TASK STATEMENT
Locate the word "care" in the data below, then copy every line that holds it.

Collected data

※ ※ ※

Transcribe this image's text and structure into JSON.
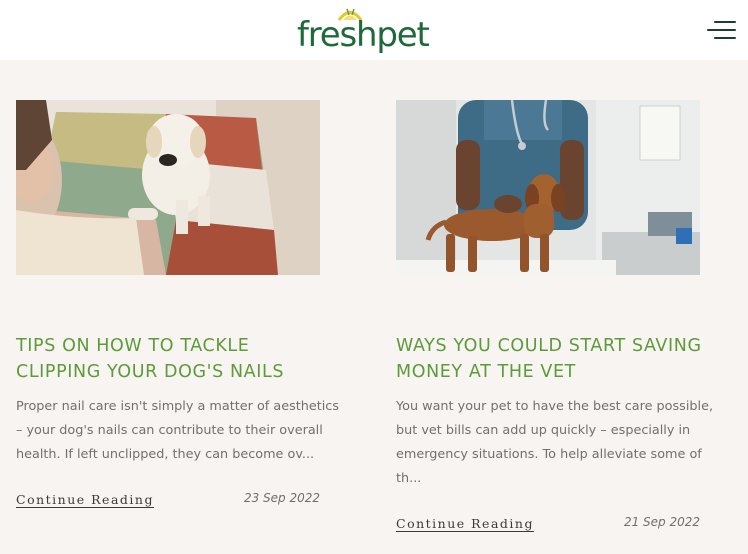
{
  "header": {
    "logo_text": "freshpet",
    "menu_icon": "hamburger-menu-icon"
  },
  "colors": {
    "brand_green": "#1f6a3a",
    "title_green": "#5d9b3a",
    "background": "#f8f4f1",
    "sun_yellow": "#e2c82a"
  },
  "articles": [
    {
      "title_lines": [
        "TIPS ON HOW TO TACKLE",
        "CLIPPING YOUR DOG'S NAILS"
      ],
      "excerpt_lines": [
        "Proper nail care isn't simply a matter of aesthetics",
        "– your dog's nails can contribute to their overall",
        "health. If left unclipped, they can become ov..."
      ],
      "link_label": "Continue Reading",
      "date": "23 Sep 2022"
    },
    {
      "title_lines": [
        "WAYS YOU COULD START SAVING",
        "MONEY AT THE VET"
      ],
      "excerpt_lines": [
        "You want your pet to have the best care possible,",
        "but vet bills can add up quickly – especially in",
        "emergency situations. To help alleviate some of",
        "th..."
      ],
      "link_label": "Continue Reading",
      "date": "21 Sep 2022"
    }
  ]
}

※ ※ ※

COMPLETE OUTPUT
        "Proper nail care isn't simply a matter of aesthetics",
        "You want your pet to have the best care possible,",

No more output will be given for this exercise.